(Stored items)
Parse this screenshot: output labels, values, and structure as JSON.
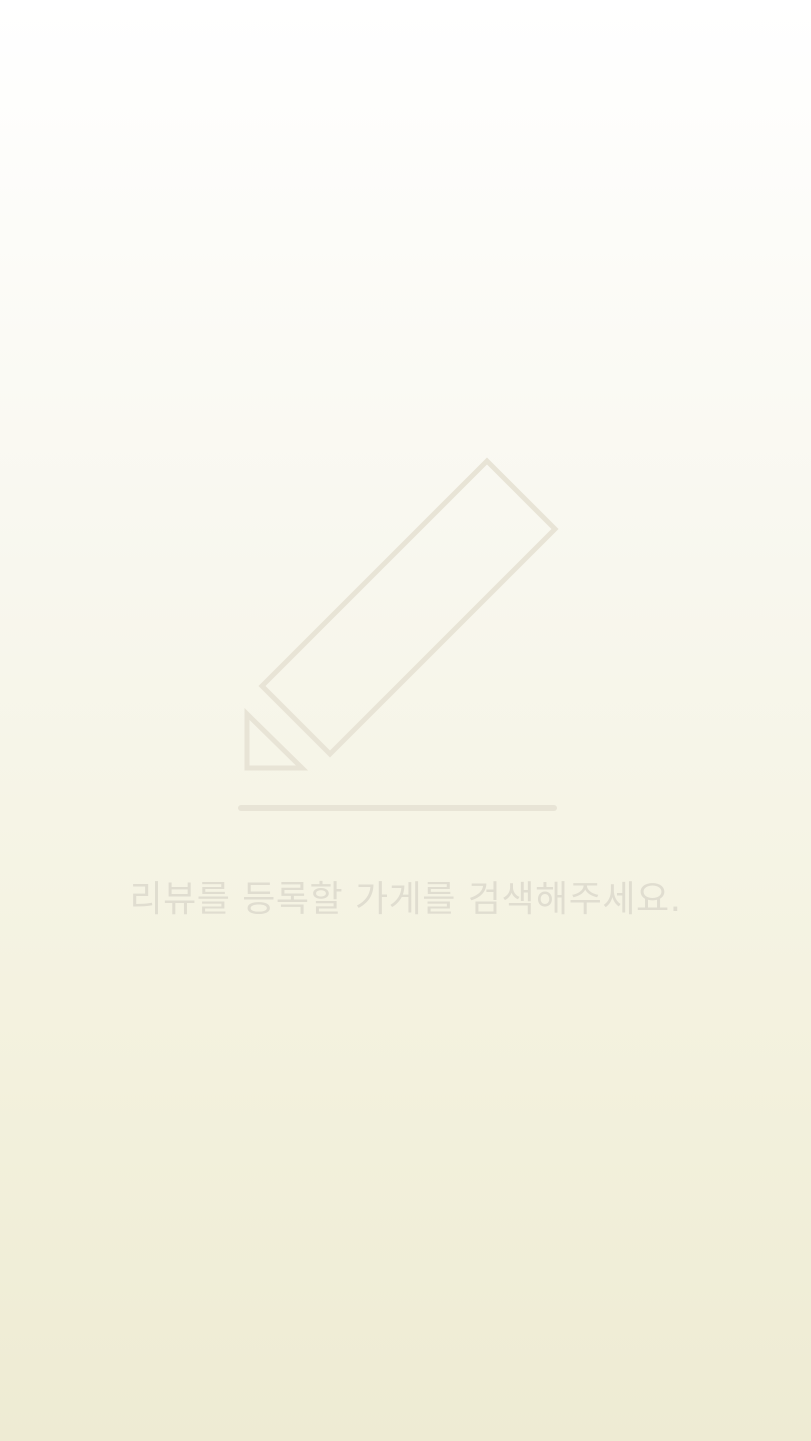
{
  "empty_state": {
    "icon": "pencil-icon",
    "message": "리뷰를 등록할 가게를 검색해주세요.",
    "icon_color": "#e8e4d6",
    "text_color": "#e0ddd0"
  },
  "colors": {
    "background_top": "#ffffff",
    "background_bottom": "#eeebd3"
  }
}
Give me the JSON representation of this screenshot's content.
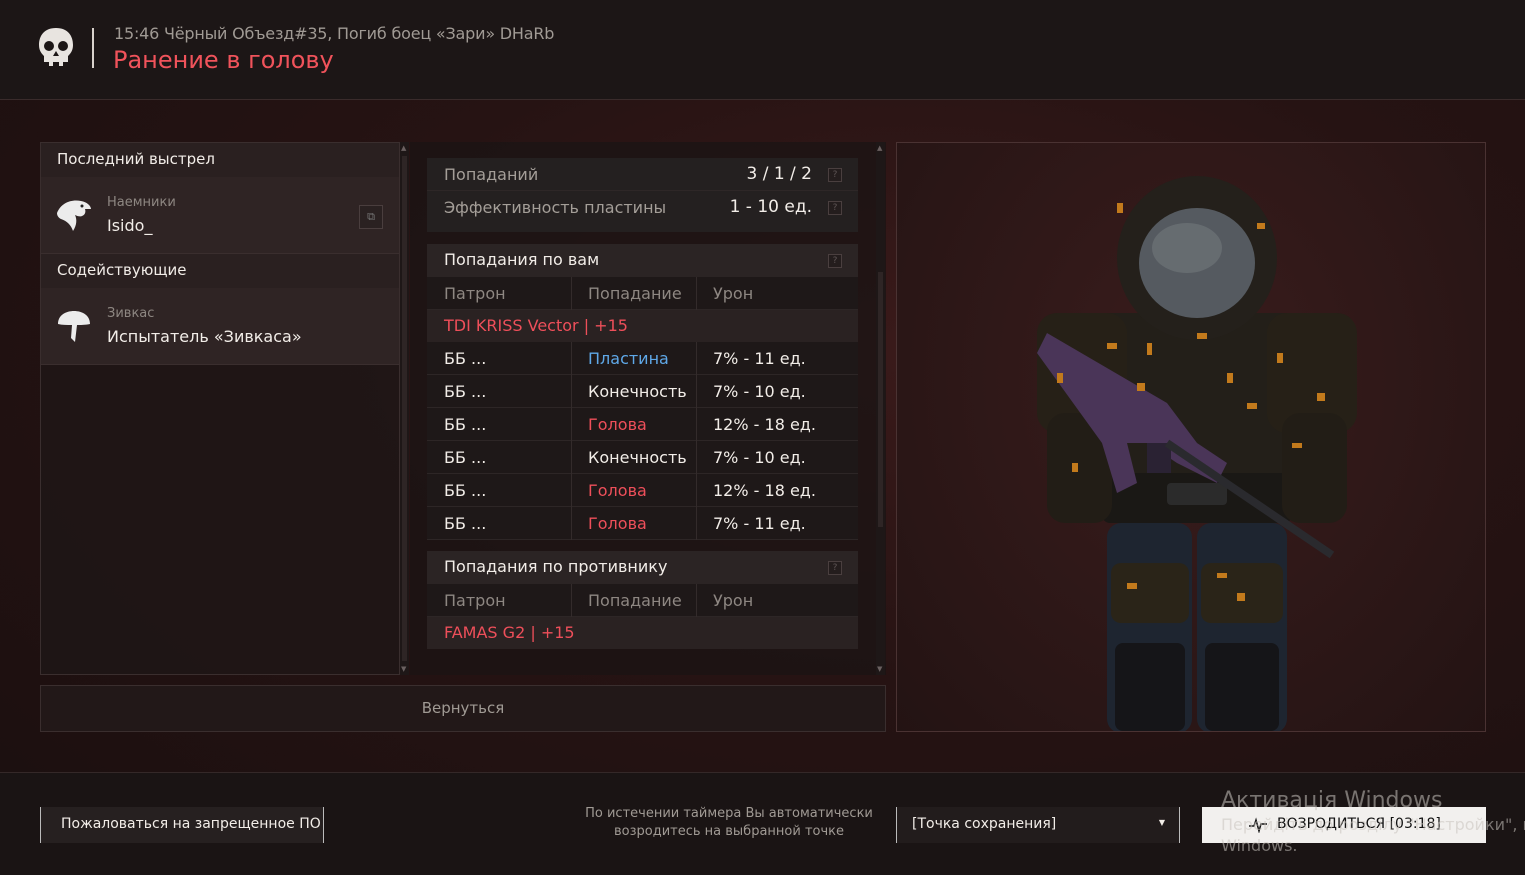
{
  "header": {
    "info": "15:46 Чёрный Объезд#35, Погиб боец «Зари» DHaRb",
    "title": "Ранение в голову"
  },
  "left_panel": {
    "last_shot_title": "Последний выстрел",
    "killer": {
      "group": "Наемники",
      "name": "Isido_"
    },
    "assist_title": "Содействующие",
    "assistant": {
      "group": "Зивкас",
      "name": "Испытатель «Зивкаса»"
    }
  },
  "stats": {
    "hits_label": "Попаданий",
    "hits_value": "3 / 1 / 2",
    "plate_label": "Эффективность пластины",
    "plate_value": "1 - 10 ед."
  },
  "hits_on_you": {
    "title": "Попадания по вам",
    "columns": [
      "Патрон",
      "Попадание",
      "Урон"
    ],
    "weapon": "TDI KRISS Vector  |  +15",
    "rows": [
      {
        "ammo": "ББ ...",
        "hit": "Пластина",
        "damage": "7% - 11 ед.",
        "hit_color": "#5fa8e8"
      },
      {
        "ammo": "ББ ...",
        "hit": "Конечность",
        "damage": "7% - 10 ед.",
        "hit_color": "#f2ede8"
      },
      {
        "ammo": "ББ ...",
        "hit": "Голова",
        "damage": "12% - 18 ед.",
        "hit_color": "#ee4f5a"
      },
      {
        "ammo": "ББ ...",
        "hit": "Конечность",
        "damage": "7% - 10 ед.",
        "hit_color": "#f2ede8"
      },
      {
        "ammo": "ББ ...",
        "hit": "Голова",
        "damage": "12% - 18 ед.",
        "hit_color": "#ee4f5a"
      },
      {
        "ammo": "ББ ...",
        "hit": "Голова",
        "damage": "7% - 11 ед.",
        "hit_color": "#ee4f5a"
      }
    ]
  },
  "hits_on_enemy": {
    "title": "Попадания по противнику",
    "columns": [
      "Патрон",
      "Попадание",
      "Урон"
    ],
    "weapon": "FAMAS G2  |  +15"
  },
  "help_icon": "?",
  "back_button": "Вернуться",
  "footer": {
    "report_button": "Пожаловаться на запрещенное ПО",
    "timer_note_line1": "По истечении таймера Вы автоматически",
    "timer_note_line2": "возродитесь на выбранной точке",
    "spawn_point": "[Точка сохранения]",
    "respawn_button": "ВОЗРОДИТЬСЯ [03:18]"
  },
  "windows_activation": {
    "line1": "Активація Windows",
    "line2": "Перейдіть до розділу \"Настройки\", щ",
    "line3": "Windows."
  },
  "colors": {
    "accent_red": "#ee4f5a",
    "plate_blue": "#5fa8e8"
  }
}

● Exercise instructions
Filter the records, keeping only lines that contain "screenshot", and show those lines.

● Exercise solution
Parse this screenshot: output labels, values, and structure as JSON.
Give me the JSON representation of this screenshot's content.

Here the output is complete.